------ RECORDED DATA ------

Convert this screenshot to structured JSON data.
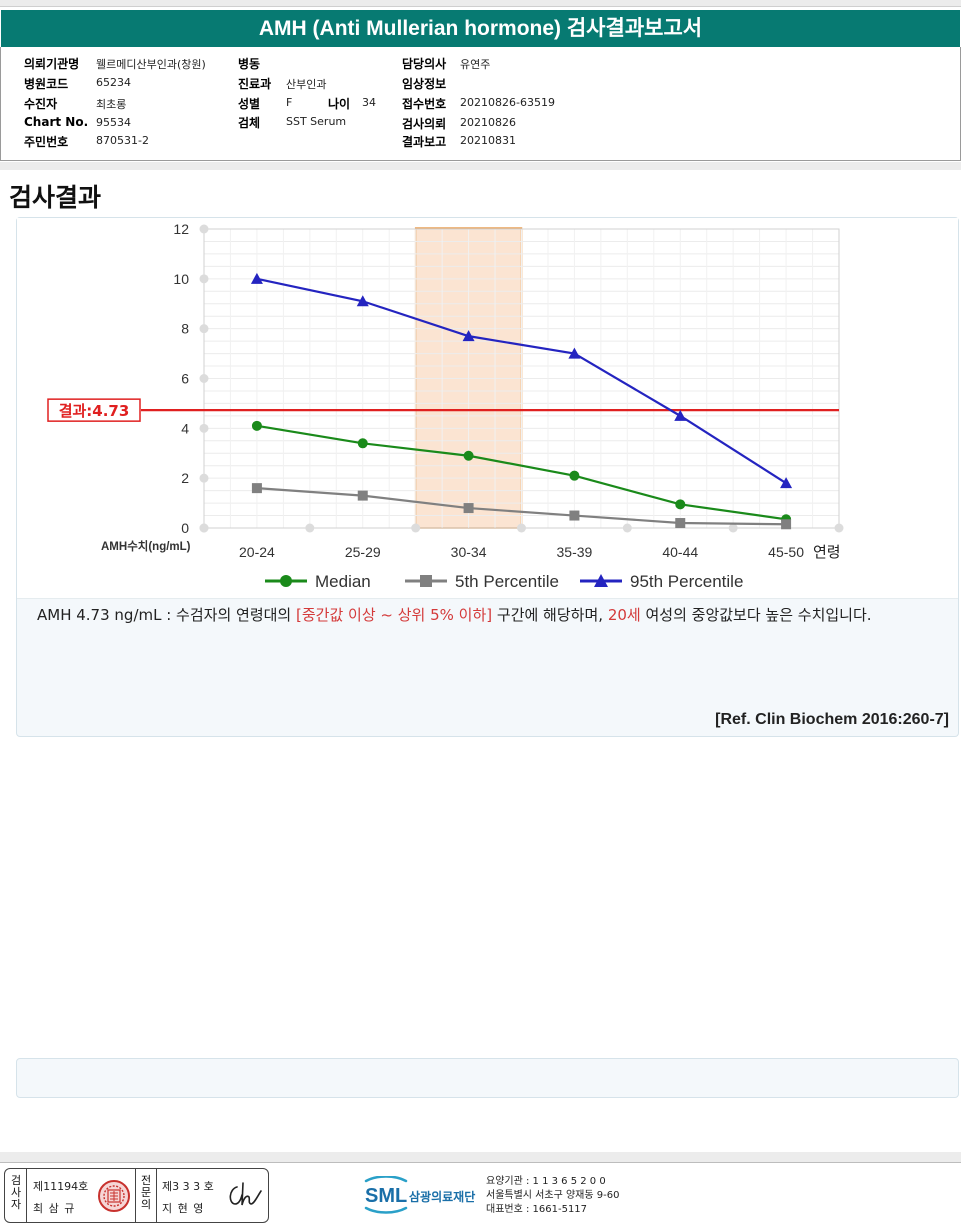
{
  "report_title": "AMH (Anti Mullerian hormone) 검사결과보고서",
  "patient_info": {
    "col1": [
      {
        "label": "의뢰기관명",
        "value": "웰르메디산부인과(창원)"
      },
      {
        "label": "병원코드",
        "value": "65234"
      },
      {
        "label": "수진자",
        "value": "최초롱"
      },
      {
        "label": "Chart No.",
        "value": "95534"
      },
      {
        "label": "주민번호",
        "value": "870531-2"
      }
    ],
    "col2": [
      {
        "label": "병동",
        "value": ""
      },
      {
        "label": "진료과",
        "value": "산부인과"
      },
      {
        "label": "성별",
        "value": "F"
      },
      {
        "label": "검체",
        "value": "SST Serum"
      }
    ],
    "age": {
      "label": "나이",
      "value": "34"
    },
    "col3": [
      {
        "label": "담당의사",
        "value": "유연주"
      },
      {
        "label": "임상정보",
        "value": ""
      },
      {
        "label": "접수번호",
        "value": "20210826-63519"
      },
      {
        "label": "검사의뢰",
        "value": "20210826"
      },
      {
        "label": "결과보고",
        "value": "20210831"
      }
    ]
  },
  "section_title": "검사결과",
  "chart_data": {
    "type": "line",
    "categories": [
      "20-24",
      "25-29",
      "30-34",
      "35-39",
      "40-44",
      "45-50"
    ],
    "xlabel": "연령",
    "ylabel": "AMH수치(ng/mL)",
    "ylim": [
      0,
      12
    ],
    "yticks": [
      "0",
      "2",
      "4",
      "6",
      "8",
      "10",
      "12"
    ],
    "grid": true,
    "legend_position": "bottom",
    "highlight_category": "30-34",
    "result_line": {
      "label": "결과:4.73",
      "value": 4.73,
      "color": "#e02020"
    },
    "series": [
      {
        "name": "Median",
        "values": [
          4.1,
          3.4,
          2.9,
          2.1,
          0.95,
          0.35
        ],
        "color": "#1a8a1a",
        "marker": "circle"
      },
      {
        "name": "5th Percentile",
        "values": [
          1.6,
          1.3,
          0.8,
          0.5,
          0.2,
          0.15
        ],
        "color": "#808080",
        "marker": "square"
      },
      {
        "name": "95th Percentile",
        "values": [
          10.0,
          9.1,
          7.7,
          7.0,
          4.5,
          1.8
        ],
        "color": "#2424c0",
        "marker": "triangle"
      }
    ]
  },
  "interpretation": {
    "part1": "AMH  4.73 ng/mL : 수검자의 연령대의 ",
    "highlight1": "[중간값 이상 ~ 상위 5% 이하]",
    "part2": " 구간에 해당하며, ",
    "highlight2": "20세",
    "part3": " 여성의 중앙값보다 높은 수치입니다."
  },
  "reference": "[Ref. Clin Biochem 2016:260-7]",
  "footer": {
    "tester_label": "검사자",
    "tester_no": "제11194호",
    "tester_name": "최 삼 규",
    "specialist_label": "전문의",
    "specialist_no": "제3 3 3 호",
    "specialist_name": "지 현 영",
    "org_logo": "SML",
    "org_name": "삼광의료재단",
    "org_code": "요양기관 : 1 1 3 6 5 2 0 0",
    "org_address": "서울특별시 서초구 양재동 9-60",
    "org_phone": "대표번호 : 1661-5117"
  }
}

------

WHAT IS NEEDED |
Write out the records above exactly as they stand, leaving out every picture.

THE COMPLETED TASK |
Convert this screenshot to structured JSON data.
{
  "report_title": "AMH (Anti Mullerian hormone) 검사결과보고서",
  "patient_info": {
    "col1": [
      {
        "label": "의뢰기관명",
        "value": "웰르메디산부인과(창원)"
      },
      {
        "label": "병원코드",
        "value": "65234"
      },
      {
        "label": "수진자",
        "value": "최초롱"
      },
      {
        "label": "Chart No.",
        "value": "95534"
      },
      {
        "label": "주민번호",
        "value": "870531-2"
      }
    ],
    "col2": [
      {
        "label": "병동",
        "value": ""
      },
      {
        "label": "진료과",
        "value": "산부인과"
      },
      {
        "label": "성별",
        "value": "F"
      },
      {
        "label": "검체",
        "value": "SST Serum"
      }
    ],
    "age": {
      "label": "나이",
      "value": "34"
    },
    "col3": [
      {
        "label": "담당의사",
        "value": "유연주"
      },
      {
        "label": "임상정보",
        "value": ""
      },
      {
        "label": "접수번호",
        "value": "20210826-63519"
      },
      {
        "label": "검사의뢰",
        "value": "20210826"
      },
      {
        "label": "결과보고",
        "value": "20210831"
      }
    ]
  },
  "section_title": "검사결과",
  "chart_data": {
    "type": "line",
    "categories": [
      "20-24",
      "25-29",
      "30-34",
      "35-39",
      "40-44",
      "45-50"
    ],
    "xlabel": "연령",
    "ylabel": "AMH수치(ng/mL)",
    "ylim": [
      0,
      12
    ],
    "yticks": [
      "0",
      "2",
      "4",
      "6",
      "8",
      "10",
      "12"
    ],
    "grid": true,
    "legend_position": "bottom",
    "highlight_category": "30-34",
    "result_line": {
      "label": "결과:4.73",
      "value": 4.73,
      "color": "#e02020"
    },
    "series": [
      {
        "name": "Median",
        "values": [
          4.1,
          3.4,
          2.9,
          2.1,
          0.95,
          0.35
        ],
        "color": "#1a8a1a",
        "marker": "circle"
      },
      {
        "name": "5th Percentile",
        "values": [
          1.6,
          1.3,
          0.8,
          0.5,
          0.2,
          0.15
        ],
        "color": "#808080",
        "marker": "square"
      },
      {
        "name": "95th Percentile",
        "values": [
          10.0,
          9.1,
          7.7,
          7.0,
          4.5,
          1.8
        ],
        "color": "#2424c0",
        "marker": "triangle"
      }
    ]
  },
  "interpretation": {
    "part1": "AMH  4.73 ng/mL : 수검자의 연령대의 ",
    "highlight1": "[중간값 이상 ~ 상위 5% 이하]",
    "part2": " 구간에 해당하며, ",
    "highlight2": "20세",
    "part3": " 여성의 중앙값보다 높은 수치입니다."
  },
  "reference": "[Ref. Clin Biochem 2016:260-7]",
  "footer": {
    "tester_label": "검사자",
    "tester_no": "제11194호",
    "tester_name": "최 삼 규",
    "specialist_label": "전문의",
    "specialist_no": "제3 3 3 호",
    "specialist_name": "지 현 영",
    "org_logo": "SML",
    "org_name": "삼광의료재단",
    "org_code": "요양기관 : 1 1 3 6 5 2 0 0",
    "org_address": "서울특별시 서초구 양재동 9-60",
    "org_phone": "대표번호 : 1661-5117"
  }
}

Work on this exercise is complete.